## EXTRACTED ENTRIES:
☆ ☆ ☆
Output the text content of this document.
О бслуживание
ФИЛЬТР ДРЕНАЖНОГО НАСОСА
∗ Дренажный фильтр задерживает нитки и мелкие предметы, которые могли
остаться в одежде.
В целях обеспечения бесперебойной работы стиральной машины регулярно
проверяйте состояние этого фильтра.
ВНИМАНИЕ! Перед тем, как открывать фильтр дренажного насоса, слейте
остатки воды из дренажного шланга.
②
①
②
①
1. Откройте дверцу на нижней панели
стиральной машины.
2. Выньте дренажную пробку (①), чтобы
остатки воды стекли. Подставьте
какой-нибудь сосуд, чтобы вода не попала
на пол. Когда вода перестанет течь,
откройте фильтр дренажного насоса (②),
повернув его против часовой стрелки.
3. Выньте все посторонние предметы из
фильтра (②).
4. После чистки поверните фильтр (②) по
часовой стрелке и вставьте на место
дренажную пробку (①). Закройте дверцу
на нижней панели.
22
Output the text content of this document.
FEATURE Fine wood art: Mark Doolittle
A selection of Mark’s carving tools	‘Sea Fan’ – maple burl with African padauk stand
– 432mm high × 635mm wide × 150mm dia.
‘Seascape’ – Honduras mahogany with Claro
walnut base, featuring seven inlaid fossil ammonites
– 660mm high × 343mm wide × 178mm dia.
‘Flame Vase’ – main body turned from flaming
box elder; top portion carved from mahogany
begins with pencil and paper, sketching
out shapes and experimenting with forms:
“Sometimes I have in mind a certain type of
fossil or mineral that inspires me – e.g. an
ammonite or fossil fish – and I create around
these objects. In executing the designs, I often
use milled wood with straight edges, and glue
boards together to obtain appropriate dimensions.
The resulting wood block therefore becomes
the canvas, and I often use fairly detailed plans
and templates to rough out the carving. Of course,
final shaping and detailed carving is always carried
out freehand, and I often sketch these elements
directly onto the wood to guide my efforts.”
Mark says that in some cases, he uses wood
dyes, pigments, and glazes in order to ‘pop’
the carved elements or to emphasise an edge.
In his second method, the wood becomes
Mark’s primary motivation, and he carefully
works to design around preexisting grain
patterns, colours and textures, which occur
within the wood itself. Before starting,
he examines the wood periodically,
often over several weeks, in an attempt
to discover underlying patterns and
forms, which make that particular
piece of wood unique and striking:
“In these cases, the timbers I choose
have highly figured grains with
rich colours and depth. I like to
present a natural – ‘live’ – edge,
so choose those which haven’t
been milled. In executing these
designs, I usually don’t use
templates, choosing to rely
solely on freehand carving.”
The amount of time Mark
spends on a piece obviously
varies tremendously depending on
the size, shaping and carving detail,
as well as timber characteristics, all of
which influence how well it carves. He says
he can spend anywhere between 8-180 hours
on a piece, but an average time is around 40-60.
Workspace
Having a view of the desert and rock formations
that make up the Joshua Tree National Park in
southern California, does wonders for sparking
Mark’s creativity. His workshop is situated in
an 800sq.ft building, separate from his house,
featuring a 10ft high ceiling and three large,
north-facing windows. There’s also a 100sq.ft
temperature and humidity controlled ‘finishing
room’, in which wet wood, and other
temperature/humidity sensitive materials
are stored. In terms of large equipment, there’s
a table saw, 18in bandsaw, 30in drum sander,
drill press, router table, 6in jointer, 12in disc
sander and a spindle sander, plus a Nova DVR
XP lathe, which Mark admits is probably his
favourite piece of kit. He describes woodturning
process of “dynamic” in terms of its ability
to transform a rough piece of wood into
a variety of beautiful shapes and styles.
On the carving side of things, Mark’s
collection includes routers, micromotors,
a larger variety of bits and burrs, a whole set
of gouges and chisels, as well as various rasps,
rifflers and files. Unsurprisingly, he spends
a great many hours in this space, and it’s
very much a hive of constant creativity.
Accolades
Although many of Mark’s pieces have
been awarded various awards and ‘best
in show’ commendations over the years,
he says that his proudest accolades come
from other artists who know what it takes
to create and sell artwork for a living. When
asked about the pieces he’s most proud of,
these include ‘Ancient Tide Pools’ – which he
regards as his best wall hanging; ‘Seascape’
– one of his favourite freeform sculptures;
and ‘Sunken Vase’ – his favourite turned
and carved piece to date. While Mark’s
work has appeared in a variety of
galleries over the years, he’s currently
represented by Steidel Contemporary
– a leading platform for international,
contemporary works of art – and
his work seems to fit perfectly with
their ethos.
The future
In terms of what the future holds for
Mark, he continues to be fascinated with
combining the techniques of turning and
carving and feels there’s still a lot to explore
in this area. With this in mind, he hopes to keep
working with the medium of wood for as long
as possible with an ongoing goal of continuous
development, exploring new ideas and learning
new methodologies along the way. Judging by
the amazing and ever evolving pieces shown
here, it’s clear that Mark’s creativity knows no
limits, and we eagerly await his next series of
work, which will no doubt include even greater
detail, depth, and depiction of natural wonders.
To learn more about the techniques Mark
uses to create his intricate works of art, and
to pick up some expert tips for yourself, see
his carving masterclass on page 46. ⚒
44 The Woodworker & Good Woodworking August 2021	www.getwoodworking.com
☆ ☆ ☆
## WHAT TO WORK ON:
Tally up the lines holding the string "patterns" in this listing, and report the total alone.

## RESULT OF THIS TASK:
2